Exercise instructions. Gather, from the data below, each line in which the word "предприятиях" occurs.

Source data.
— START —
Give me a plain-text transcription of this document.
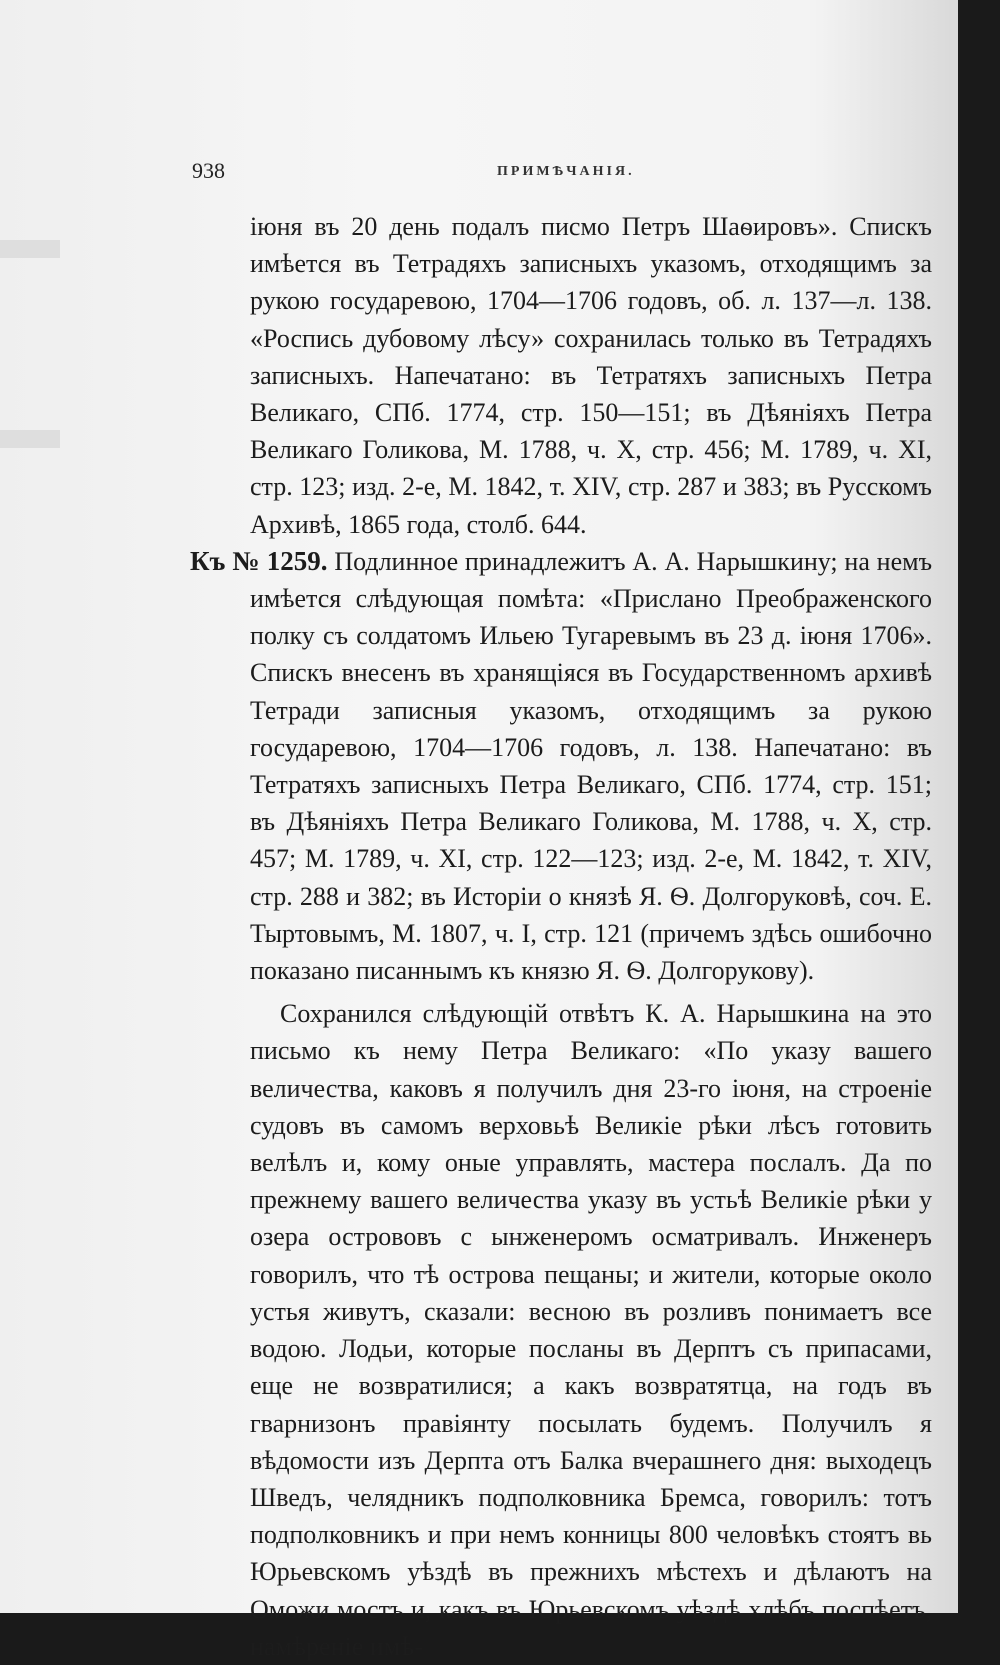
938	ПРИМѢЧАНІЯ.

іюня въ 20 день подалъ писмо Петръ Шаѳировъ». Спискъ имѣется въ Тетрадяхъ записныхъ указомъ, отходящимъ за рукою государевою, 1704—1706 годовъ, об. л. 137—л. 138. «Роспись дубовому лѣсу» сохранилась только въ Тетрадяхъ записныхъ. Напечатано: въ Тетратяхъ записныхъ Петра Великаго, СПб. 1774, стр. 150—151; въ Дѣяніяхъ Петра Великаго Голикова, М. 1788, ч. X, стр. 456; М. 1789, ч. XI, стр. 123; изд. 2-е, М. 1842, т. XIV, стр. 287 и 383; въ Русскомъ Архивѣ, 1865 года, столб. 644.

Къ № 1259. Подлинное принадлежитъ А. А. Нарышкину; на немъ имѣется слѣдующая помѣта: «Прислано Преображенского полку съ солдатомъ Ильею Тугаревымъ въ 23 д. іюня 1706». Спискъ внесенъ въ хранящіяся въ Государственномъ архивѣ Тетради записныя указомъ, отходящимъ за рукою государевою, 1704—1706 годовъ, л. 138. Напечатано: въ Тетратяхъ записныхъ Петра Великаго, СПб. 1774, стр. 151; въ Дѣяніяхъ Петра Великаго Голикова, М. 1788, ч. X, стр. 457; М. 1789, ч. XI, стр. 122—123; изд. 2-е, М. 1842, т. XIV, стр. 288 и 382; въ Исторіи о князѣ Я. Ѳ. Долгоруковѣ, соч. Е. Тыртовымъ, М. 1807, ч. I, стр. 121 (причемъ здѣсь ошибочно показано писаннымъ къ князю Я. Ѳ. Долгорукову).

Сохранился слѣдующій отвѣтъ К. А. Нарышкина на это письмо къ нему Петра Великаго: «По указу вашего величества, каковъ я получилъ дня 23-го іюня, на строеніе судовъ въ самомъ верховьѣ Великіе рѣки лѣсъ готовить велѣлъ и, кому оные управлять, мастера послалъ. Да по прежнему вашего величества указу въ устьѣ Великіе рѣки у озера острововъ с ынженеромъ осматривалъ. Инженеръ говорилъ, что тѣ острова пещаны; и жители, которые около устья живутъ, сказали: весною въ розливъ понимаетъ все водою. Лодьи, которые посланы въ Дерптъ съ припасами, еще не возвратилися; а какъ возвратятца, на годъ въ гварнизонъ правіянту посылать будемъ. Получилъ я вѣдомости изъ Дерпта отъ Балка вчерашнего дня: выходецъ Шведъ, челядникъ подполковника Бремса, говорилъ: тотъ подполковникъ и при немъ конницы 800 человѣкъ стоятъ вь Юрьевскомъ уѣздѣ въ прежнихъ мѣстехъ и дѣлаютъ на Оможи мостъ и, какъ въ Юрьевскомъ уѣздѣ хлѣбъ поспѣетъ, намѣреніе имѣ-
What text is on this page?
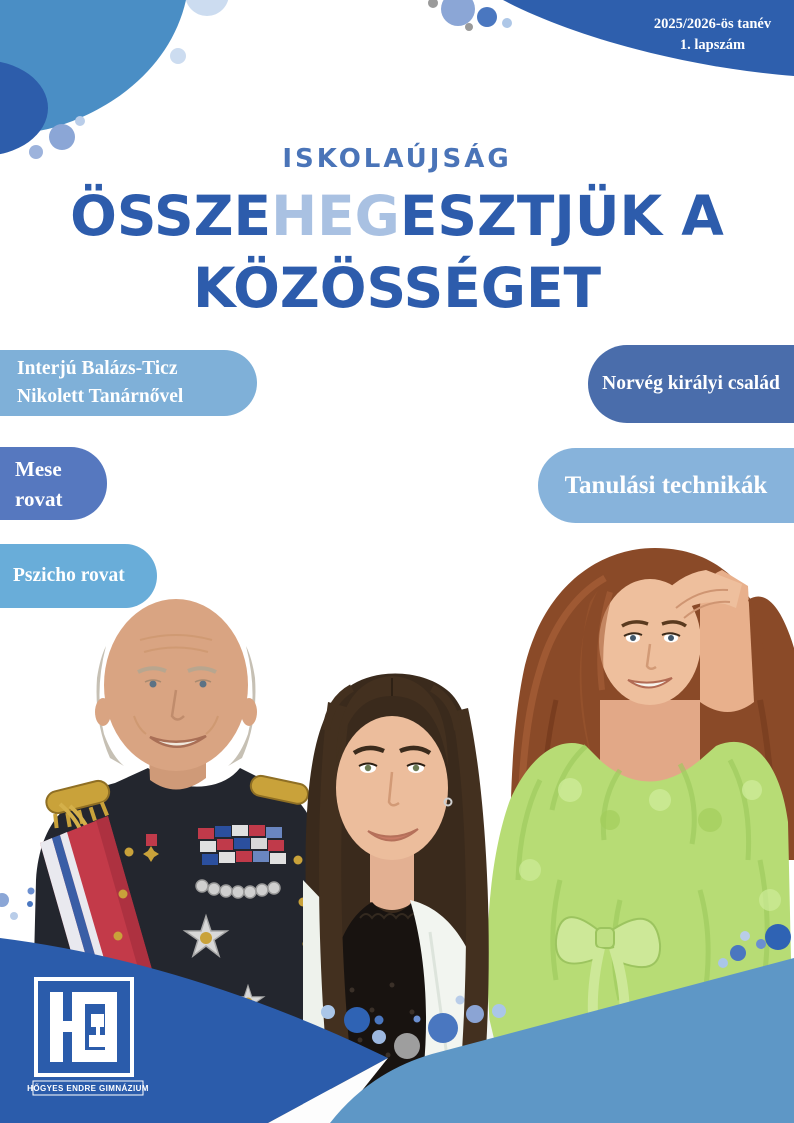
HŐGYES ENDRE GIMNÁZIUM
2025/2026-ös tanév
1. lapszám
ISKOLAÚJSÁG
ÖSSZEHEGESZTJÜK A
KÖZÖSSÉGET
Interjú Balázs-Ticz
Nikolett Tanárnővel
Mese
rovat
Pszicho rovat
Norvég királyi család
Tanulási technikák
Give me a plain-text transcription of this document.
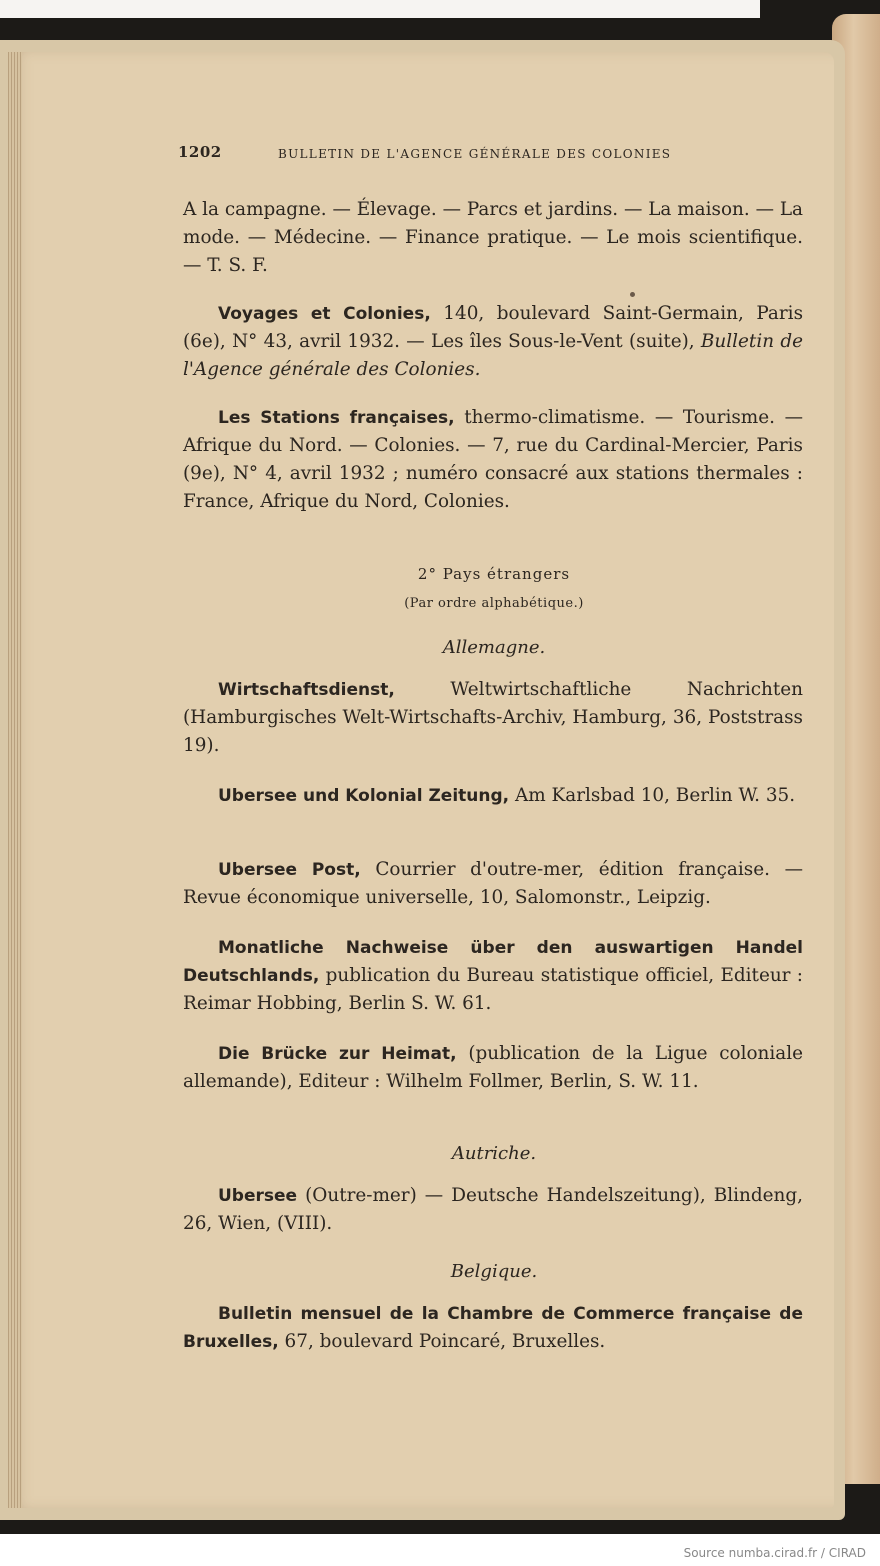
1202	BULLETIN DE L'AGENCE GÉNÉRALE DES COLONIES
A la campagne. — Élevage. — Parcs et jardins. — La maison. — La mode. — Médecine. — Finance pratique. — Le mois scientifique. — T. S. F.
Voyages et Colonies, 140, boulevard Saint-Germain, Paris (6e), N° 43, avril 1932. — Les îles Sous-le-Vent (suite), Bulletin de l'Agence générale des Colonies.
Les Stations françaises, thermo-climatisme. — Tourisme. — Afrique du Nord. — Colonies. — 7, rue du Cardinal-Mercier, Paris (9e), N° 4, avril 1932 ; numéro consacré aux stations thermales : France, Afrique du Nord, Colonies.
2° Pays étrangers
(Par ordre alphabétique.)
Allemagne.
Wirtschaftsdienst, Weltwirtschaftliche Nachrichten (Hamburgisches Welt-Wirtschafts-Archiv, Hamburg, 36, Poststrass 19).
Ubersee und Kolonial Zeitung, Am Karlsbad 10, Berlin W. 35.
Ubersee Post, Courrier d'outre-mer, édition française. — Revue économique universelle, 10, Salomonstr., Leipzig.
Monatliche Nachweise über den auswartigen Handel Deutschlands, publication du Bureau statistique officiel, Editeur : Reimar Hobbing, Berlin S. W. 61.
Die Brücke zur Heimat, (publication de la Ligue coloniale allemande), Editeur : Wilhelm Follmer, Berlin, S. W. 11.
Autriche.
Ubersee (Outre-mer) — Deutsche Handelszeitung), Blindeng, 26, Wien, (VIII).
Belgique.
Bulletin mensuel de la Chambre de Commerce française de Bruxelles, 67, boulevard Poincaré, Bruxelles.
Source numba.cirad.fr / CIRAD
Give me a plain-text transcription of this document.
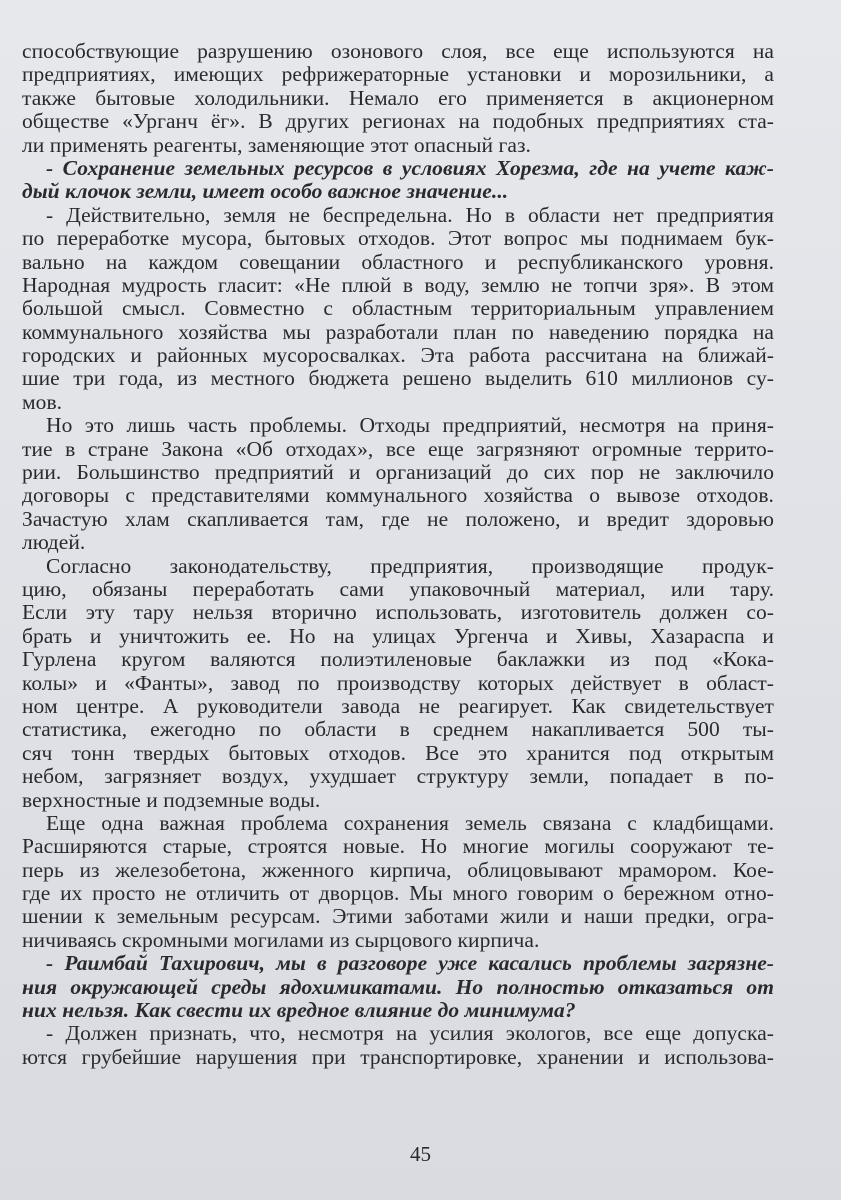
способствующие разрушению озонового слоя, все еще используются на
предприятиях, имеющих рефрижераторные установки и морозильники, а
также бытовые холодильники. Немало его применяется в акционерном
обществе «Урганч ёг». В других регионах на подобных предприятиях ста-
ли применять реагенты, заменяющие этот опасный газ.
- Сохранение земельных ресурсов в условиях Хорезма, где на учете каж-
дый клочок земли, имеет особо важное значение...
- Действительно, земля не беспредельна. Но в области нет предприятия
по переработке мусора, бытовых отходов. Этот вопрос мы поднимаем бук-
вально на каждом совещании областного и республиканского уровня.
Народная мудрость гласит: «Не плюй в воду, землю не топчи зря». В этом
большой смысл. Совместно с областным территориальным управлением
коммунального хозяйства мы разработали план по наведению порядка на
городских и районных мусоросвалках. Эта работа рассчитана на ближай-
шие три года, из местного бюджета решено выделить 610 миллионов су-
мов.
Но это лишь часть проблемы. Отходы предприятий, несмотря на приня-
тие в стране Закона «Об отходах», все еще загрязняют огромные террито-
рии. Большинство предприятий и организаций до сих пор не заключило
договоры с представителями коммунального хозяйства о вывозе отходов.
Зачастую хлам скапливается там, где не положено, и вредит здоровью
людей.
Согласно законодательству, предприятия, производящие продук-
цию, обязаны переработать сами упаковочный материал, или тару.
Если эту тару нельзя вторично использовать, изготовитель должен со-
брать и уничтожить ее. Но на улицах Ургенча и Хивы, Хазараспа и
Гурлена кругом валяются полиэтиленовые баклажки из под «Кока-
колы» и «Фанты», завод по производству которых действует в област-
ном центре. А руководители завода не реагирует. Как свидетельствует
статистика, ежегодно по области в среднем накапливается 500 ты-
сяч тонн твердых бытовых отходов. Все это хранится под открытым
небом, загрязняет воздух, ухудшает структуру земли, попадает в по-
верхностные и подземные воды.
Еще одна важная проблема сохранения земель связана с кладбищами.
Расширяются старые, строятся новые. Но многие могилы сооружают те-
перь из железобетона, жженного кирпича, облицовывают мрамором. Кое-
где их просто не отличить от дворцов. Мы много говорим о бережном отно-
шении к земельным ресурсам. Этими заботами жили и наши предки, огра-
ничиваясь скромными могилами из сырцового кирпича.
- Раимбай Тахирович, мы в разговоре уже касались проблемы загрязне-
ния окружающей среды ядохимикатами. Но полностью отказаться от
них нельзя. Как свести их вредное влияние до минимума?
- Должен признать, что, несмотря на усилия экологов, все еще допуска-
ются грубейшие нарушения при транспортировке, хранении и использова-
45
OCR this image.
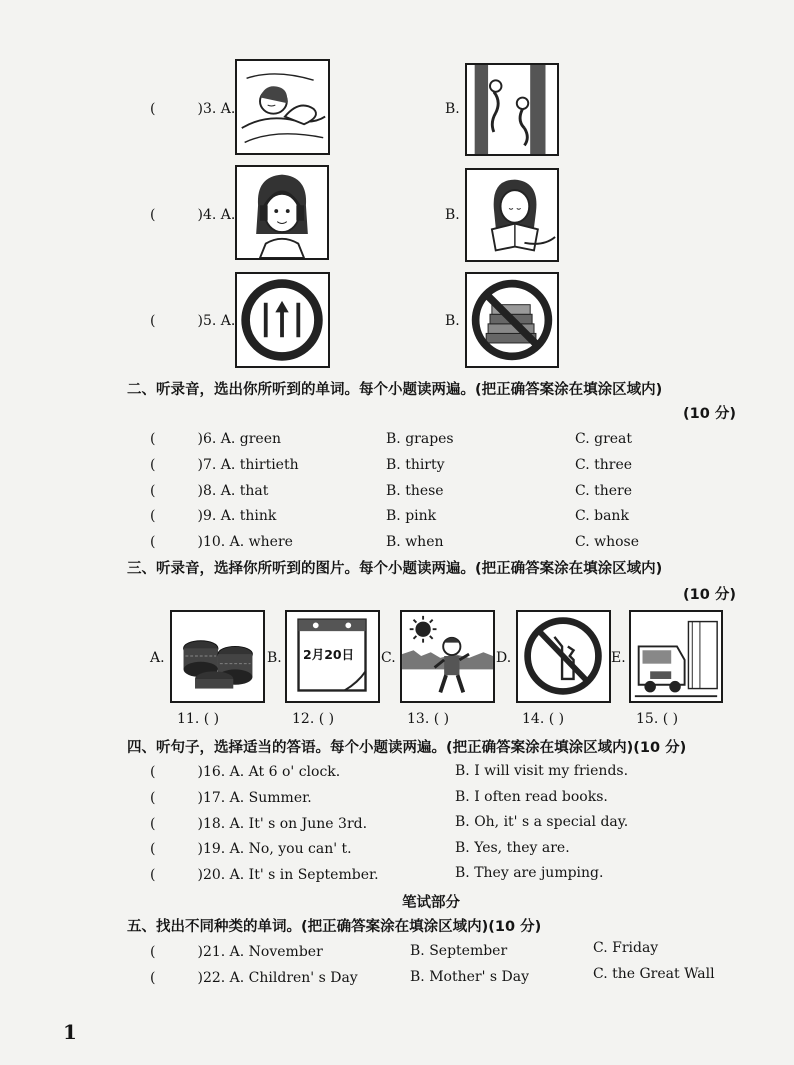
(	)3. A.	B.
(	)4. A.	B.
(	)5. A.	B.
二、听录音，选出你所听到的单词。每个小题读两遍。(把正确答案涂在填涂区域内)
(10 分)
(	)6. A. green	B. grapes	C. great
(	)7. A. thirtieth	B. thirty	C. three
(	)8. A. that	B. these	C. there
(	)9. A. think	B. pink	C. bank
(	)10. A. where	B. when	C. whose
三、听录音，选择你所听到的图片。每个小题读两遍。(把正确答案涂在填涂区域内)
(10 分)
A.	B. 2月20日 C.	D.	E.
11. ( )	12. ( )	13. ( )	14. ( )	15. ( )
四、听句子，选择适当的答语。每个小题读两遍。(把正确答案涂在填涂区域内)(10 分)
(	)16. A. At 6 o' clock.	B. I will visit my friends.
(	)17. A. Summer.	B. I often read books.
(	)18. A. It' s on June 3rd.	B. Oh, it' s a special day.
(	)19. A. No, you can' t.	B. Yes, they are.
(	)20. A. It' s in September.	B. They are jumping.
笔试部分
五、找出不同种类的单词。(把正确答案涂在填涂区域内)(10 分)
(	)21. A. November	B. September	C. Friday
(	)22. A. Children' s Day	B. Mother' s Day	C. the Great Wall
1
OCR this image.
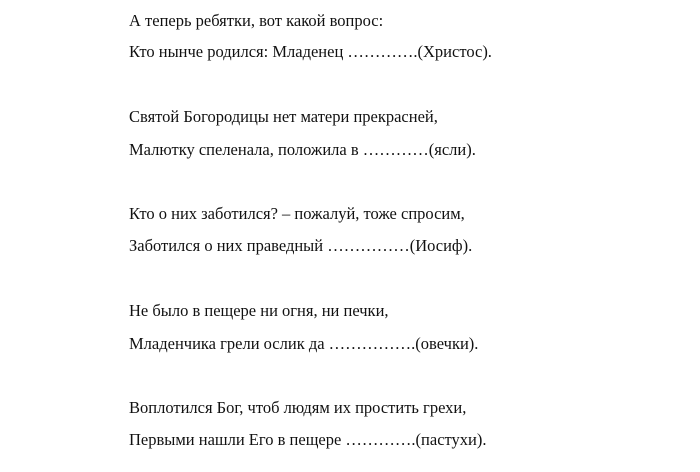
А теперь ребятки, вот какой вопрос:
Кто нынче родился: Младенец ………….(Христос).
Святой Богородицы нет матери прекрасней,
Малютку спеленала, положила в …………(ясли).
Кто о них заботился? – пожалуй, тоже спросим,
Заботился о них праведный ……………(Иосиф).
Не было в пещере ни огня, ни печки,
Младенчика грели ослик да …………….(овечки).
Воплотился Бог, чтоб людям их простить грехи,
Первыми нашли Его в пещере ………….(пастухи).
— END —
Task answer.
предприятиях, имеющих рефрижераторные установки и морозильники, а
обществе «Урганч ёг». В других регионах на подобных предприятиях ста-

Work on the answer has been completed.